---------- Data provided ----------

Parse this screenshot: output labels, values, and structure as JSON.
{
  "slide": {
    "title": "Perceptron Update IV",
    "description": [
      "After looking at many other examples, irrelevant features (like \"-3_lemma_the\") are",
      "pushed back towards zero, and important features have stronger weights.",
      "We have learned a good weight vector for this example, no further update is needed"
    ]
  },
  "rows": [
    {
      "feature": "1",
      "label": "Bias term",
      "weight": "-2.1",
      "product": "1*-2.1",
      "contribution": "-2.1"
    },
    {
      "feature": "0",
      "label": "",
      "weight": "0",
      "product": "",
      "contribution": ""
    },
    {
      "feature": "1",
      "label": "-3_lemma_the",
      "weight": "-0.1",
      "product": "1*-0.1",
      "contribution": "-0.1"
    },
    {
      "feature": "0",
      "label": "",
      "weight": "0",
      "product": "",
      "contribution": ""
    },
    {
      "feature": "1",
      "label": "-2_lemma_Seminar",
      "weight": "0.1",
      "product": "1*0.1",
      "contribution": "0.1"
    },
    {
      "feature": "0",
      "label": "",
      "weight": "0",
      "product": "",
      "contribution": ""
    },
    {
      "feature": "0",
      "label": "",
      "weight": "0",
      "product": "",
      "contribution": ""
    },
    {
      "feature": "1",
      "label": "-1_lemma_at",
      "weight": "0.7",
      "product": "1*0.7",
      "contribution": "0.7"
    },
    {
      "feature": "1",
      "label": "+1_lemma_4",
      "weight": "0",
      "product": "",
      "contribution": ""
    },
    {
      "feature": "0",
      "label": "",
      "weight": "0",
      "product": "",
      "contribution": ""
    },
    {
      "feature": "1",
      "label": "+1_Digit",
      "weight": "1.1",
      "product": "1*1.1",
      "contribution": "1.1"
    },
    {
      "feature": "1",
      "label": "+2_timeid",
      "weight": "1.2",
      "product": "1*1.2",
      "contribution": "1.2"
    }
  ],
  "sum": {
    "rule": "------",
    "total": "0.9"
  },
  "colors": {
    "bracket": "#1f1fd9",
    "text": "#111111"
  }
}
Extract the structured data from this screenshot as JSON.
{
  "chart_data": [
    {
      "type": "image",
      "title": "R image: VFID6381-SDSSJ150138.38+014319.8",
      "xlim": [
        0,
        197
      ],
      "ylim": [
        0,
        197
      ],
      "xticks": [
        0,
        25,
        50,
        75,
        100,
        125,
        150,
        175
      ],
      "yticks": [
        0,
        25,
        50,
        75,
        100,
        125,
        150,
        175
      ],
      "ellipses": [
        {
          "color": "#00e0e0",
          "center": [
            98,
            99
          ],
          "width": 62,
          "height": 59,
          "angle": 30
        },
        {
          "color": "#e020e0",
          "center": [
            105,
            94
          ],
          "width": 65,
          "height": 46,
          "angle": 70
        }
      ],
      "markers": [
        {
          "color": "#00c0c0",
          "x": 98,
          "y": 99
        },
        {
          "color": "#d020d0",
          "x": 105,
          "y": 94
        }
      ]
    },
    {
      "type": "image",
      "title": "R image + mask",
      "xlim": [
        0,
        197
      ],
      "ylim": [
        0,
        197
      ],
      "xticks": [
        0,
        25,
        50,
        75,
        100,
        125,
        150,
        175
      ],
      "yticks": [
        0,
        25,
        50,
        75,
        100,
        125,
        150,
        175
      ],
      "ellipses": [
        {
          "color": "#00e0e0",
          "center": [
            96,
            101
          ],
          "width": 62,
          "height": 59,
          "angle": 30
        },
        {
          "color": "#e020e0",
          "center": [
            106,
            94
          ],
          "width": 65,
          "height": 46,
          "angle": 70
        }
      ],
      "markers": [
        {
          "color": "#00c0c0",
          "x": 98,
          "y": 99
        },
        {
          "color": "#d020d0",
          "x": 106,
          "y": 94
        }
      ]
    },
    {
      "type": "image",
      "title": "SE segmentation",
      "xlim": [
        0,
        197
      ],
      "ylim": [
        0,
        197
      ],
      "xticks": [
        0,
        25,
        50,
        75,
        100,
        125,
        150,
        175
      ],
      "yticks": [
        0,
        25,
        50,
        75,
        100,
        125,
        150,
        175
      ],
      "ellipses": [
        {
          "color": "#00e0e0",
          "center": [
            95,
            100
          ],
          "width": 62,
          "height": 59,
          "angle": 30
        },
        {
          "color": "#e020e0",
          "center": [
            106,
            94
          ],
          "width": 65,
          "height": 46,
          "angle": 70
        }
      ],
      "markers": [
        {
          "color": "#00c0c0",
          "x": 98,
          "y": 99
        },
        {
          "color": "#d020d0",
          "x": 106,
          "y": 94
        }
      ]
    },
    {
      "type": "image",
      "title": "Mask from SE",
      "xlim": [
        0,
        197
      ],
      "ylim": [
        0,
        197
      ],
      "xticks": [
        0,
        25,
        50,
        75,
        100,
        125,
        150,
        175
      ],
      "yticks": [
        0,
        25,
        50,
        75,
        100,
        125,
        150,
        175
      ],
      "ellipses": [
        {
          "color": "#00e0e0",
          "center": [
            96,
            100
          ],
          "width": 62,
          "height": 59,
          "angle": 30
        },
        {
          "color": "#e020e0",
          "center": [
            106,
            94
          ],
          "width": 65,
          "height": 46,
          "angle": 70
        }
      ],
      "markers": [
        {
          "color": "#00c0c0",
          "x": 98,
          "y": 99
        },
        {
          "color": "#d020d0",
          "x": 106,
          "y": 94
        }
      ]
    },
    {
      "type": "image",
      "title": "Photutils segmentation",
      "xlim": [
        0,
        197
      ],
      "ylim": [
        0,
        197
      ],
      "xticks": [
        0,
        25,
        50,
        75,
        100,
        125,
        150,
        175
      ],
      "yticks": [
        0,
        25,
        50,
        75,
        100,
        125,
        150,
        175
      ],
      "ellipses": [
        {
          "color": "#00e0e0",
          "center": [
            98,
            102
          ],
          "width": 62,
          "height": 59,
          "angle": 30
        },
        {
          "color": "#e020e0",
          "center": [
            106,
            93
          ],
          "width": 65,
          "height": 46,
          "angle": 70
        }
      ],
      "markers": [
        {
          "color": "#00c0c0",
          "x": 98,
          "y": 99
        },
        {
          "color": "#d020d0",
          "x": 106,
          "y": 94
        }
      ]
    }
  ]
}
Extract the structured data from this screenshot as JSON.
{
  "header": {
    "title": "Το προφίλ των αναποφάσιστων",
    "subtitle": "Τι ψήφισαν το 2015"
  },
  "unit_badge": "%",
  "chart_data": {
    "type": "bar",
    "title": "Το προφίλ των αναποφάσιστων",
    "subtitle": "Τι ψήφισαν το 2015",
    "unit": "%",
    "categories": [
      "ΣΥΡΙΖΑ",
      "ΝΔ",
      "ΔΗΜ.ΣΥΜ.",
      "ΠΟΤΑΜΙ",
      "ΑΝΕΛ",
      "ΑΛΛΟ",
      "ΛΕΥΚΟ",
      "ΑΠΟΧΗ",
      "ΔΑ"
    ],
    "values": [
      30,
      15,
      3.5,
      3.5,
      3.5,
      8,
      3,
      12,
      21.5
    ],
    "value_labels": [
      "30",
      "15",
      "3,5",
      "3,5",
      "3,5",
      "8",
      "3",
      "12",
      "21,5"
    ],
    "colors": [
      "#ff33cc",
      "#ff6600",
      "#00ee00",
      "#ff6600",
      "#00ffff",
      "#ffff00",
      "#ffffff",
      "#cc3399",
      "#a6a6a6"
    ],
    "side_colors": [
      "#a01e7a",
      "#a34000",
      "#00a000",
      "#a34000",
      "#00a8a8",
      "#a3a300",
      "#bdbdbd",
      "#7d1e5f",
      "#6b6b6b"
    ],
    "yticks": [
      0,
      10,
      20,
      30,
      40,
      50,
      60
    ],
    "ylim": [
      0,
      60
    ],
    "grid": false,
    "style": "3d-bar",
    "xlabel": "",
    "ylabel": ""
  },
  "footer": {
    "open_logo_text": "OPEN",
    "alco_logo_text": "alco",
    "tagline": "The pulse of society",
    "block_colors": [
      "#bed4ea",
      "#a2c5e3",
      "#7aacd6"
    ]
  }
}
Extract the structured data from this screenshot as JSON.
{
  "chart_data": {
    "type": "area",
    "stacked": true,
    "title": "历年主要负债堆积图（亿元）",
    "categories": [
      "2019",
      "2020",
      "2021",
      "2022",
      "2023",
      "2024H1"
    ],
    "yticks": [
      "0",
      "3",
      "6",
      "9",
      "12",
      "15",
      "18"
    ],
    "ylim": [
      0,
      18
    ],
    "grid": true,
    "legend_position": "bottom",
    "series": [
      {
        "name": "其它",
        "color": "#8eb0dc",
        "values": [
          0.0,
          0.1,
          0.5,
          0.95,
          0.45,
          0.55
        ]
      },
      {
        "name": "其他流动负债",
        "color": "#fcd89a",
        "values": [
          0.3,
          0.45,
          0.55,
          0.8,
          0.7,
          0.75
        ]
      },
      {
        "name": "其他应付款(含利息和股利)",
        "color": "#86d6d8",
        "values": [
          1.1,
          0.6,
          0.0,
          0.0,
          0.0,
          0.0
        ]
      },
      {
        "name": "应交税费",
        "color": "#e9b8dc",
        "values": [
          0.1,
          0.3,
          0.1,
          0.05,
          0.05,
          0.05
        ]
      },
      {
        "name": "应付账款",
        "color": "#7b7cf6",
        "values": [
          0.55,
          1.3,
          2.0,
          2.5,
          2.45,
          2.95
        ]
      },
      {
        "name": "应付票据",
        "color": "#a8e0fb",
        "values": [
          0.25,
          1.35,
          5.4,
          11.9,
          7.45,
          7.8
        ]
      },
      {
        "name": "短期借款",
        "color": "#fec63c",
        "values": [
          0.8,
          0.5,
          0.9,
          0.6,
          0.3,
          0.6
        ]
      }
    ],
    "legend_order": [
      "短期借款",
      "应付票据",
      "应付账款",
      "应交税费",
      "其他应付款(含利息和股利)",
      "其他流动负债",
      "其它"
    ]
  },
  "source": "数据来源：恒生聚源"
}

----------

▸ What to do: Take every line from the data above that holds "name" and copy it out.

▸ Response to the task:
        "name": "其它",
        "name": "其他流动负债",
        "name": "其他应付款(含利息和股利)",
        "name": "应交税费",
        "name": "应付账款",
        "name": "应付票据",
        "name": "短期借款",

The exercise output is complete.